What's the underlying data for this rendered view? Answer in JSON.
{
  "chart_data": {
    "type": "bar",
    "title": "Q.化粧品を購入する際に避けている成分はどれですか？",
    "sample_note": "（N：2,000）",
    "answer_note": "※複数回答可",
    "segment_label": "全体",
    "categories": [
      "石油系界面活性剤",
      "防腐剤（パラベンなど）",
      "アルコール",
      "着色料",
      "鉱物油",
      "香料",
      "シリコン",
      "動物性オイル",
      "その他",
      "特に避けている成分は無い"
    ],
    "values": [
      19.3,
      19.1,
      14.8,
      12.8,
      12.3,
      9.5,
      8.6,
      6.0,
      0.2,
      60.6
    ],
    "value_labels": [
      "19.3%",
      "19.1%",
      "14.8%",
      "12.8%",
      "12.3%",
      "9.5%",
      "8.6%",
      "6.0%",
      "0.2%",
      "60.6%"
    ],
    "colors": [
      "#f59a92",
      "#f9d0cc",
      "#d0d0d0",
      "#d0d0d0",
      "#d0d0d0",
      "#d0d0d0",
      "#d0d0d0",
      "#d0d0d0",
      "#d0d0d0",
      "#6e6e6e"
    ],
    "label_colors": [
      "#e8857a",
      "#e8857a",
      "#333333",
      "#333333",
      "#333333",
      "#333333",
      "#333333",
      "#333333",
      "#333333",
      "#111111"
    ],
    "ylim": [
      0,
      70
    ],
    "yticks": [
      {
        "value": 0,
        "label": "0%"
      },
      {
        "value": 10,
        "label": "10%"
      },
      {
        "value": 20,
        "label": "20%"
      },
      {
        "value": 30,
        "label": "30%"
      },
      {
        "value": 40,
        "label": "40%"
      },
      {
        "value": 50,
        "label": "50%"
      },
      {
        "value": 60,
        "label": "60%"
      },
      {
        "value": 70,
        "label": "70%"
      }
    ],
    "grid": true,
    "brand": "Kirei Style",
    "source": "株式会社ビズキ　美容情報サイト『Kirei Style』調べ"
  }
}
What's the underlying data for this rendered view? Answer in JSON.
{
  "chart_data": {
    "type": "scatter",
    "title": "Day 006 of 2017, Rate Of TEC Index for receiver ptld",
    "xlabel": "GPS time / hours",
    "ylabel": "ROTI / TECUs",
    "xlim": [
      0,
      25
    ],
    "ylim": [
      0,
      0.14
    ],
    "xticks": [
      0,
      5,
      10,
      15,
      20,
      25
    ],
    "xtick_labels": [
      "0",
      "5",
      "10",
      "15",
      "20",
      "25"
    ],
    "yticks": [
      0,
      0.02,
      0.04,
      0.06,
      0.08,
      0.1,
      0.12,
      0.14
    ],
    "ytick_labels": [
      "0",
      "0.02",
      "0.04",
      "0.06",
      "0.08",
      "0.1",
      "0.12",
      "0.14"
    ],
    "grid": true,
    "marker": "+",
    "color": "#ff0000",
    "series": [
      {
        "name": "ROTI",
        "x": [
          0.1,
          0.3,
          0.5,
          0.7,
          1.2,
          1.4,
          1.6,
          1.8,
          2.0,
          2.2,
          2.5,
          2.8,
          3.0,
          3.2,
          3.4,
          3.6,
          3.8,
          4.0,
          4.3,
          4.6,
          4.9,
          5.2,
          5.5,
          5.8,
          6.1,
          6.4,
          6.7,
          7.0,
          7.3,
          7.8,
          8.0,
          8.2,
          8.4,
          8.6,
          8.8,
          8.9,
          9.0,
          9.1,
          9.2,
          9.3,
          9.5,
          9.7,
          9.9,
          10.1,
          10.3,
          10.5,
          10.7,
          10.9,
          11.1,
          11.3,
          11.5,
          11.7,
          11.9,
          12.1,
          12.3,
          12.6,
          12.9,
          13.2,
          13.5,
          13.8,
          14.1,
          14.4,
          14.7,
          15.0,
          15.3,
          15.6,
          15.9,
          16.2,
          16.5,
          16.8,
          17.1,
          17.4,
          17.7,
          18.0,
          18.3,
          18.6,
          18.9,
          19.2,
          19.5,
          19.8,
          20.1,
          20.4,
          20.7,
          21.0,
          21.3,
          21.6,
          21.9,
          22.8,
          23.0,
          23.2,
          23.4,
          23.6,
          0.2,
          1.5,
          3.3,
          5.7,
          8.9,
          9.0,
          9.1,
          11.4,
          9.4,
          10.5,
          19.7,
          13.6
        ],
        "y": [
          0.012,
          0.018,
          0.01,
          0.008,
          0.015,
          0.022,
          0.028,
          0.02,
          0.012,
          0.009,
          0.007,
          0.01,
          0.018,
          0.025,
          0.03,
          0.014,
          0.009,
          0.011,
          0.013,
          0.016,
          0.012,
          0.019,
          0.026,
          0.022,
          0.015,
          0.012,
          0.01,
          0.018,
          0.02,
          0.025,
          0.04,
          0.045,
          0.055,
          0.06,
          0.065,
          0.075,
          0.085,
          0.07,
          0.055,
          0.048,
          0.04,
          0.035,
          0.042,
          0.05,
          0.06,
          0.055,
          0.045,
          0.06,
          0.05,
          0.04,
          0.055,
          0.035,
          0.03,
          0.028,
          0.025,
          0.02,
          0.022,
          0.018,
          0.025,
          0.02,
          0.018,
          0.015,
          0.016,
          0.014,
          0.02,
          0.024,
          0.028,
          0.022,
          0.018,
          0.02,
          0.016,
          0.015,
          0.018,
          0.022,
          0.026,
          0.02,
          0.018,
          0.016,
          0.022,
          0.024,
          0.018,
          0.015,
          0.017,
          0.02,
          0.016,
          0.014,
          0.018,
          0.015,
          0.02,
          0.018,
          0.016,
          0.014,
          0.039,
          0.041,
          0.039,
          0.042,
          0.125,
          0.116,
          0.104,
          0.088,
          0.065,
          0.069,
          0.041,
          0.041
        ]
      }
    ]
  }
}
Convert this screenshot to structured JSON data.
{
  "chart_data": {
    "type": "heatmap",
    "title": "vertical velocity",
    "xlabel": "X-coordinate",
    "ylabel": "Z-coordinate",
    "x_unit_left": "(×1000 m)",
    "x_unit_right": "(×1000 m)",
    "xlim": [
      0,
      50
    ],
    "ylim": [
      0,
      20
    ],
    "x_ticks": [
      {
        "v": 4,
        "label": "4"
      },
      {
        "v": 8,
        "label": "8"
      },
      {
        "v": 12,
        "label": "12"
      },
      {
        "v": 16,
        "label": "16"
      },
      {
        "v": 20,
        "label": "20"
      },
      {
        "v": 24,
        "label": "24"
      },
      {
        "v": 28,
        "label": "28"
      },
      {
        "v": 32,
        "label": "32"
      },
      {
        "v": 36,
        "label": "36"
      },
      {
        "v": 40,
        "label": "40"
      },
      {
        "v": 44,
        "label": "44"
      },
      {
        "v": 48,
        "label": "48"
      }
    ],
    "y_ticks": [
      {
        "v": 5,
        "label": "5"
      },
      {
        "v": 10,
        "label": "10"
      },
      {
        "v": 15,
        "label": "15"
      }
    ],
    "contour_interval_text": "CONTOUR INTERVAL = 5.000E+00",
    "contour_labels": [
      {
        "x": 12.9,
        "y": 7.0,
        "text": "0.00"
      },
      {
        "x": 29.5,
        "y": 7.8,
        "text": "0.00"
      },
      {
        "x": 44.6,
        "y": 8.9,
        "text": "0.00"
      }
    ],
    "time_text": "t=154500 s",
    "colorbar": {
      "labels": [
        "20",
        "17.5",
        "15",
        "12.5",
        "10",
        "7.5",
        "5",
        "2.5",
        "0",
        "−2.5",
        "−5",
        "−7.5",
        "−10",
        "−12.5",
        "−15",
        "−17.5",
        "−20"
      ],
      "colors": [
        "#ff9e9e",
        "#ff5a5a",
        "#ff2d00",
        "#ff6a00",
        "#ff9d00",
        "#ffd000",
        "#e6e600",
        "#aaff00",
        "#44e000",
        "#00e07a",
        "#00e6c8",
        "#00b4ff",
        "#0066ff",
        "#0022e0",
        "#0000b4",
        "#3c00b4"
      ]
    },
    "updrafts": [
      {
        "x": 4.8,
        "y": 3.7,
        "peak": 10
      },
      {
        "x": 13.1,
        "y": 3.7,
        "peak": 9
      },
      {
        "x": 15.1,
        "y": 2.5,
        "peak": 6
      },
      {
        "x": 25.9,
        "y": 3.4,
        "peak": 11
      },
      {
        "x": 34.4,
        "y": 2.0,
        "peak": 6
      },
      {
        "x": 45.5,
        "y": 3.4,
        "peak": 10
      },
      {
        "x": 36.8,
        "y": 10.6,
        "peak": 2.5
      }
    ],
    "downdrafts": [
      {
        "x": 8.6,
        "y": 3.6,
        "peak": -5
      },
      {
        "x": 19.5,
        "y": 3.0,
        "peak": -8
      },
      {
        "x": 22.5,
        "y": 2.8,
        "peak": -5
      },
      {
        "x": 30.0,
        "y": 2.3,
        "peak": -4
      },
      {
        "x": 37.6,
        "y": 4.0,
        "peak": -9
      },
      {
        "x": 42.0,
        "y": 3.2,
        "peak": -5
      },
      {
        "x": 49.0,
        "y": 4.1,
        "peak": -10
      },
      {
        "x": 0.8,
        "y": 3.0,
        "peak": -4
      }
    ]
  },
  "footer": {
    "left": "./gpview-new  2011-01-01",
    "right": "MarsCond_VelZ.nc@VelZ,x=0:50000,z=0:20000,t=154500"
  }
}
····················
Exercise requirements:
Locate the word "Style" in the data above. Copy every line carrying it.

The completed task:
    "brand": "Kirei Style",
    "source": "株式会社ビズキ　美容情報サイト『Kirei Style』調べ"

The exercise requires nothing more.